■ **EXERCISE SET**
a) Answer these questions about the Mayflower eBook text, one answer per line, marked (i), (ii), (iii) like the questions.
(i) About how many pages does the eBook contain?
(ii) What ship is named as the Mayflower's "consort"?
(iii) Who are named as the mates of Captain Jones?
b) In the rows, rewrite the part that opens with the line containing "283, 742, 302]" and closes with the line containing "294, 523, 313]". Change every "americans-point" to "us-point" and leave everything else the same.

■ **EXTRACTED TEXT**
....................
The Mayflower and Her Log; July 15, 1620-May 6, 1621 — Complete eBook

This eBook from the Gutenberg Project consists of approximately 484 pages of information about The Mayflower and Her Log; July 15, 1620-May 6, 1621 — Complete.

The Mayflower and Her Log; July 15, 1620-May 6, 1621 — Complete eBook

This eBook from the Gutenberg Project consists of approximately 484 pages of information about The Mayflower and Her Log; July 15, 1620-May 6, 1621 — Complete.

As properly antecedent to the story of the voyage of the may-Flower as told by her putative “Log,” albeit written up long after her boned lay bleaching on some unknown shore, some pertinent account has been given of the ship herself and of her “consort,” the Speedwell; of the difficulties attendant on securing them; of the preparations for the voyage; of the Merchant Adventurers who had large share in sending them to sea; of their officers and crews; of their passengers and lading; of the troubles that assailed before they had “shaken off the land,” and of the final consolidation of the passengers and lading of both ships upon the may-Flower, for the belated ocean passage.  The wholly negative results of careful search render it altogether probable that the original journal or “Log” of the may-Flower (a misnomer lately applied by the British press, and unhappily continued in that of the United States, to the recovered original manuscript of Bradford’s “History of Plimoth Plantation “), if such journal ever existed, is now hopelessly lost.

So far as known, no previous effort has been made to bring together in the consecutive relation of such a journal, duly attested and in their entirety, the ascertained daily happenings of that destiny-freighted voyage.  Hence, this later volume may perhaps rightly claim to present —­and in part to be, though necessarily imperfect—­the sole and a true “Log of the may-Flower.”  No effort has been made, however, to reduce the collated data to the shape and style of the ship’s “Log” of recent times, whose matter and form are largely prescribed by maritime law.  While it is not possible to give, as the original—­if it existed—­would have done, the results of the navigators’ observations day by day; the “Lat.” and “Long.”; the variations of the wind and of the magnetic needle; the tallies of the “lead” and “log” lines; “the daily run,” etc.—­in all else the record may confidently be assumed to vary little from that presumably kept, in some form, by Captain Jones, the competent Master of the Pilgrim bark, and his mates, Masters Clarke and Coppin.
....................
■ **RECORDS FOR THIS TASK**
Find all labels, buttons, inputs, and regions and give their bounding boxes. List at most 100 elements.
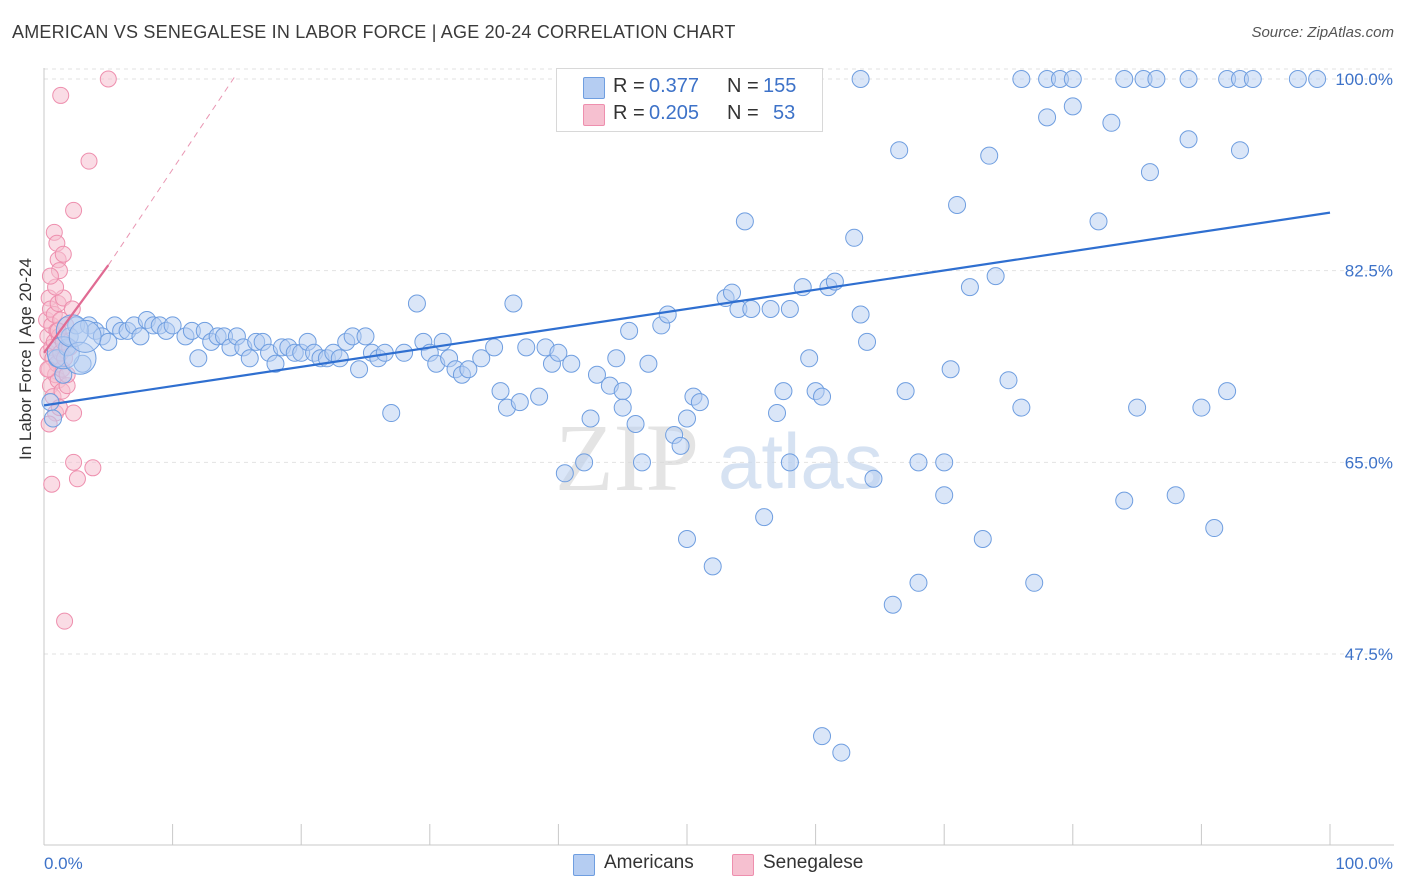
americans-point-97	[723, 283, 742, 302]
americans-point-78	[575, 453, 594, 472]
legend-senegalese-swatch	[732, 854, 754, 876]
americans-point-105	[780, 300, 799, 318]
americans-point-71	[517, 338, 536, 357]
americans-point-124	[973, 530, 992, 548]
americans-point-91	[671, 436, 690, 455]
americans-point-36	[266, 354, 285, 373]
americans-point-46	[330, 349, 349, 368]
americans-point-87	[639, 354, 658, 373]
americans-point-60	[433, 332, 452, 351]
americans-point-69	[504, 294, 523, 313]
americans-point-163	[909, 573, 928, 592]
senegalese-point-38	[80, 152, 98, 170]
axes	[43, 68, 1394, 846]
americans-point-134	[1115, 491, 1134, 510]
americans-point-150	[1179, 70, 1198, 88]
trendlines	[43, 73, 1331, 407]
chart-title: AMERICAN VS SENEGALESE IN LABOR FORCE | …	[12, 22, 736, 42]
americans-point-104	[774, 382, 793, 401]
....................
■ **SOLVED TASKS**
a)
(i) Approximately 484 pages.
(ii) The Speedwell.
(iii) Masters Clarke and Coppin.

b)
us-point-97	[723, 283, 742, 302]
us-point-78	[575, 453, 594, 472]
legend-senegalese-swatch	[732, 854, 754, 876]
us-point-105	[780, 300, 799, 318]
us-point-71	[517, 338, 536, 357]
us-point-124	[973, 530, 992, 548]
us-point-91	[671, 436, 690, 455]
us-point-36	[266, 354, 285, 373]
us-point-46	[330, 349, 349, 368]
us-point-87	[639, 354, 658, 373]
us-point-60	[433, 332, 452, 351]
us-point-69	[504, 294, 523, 313]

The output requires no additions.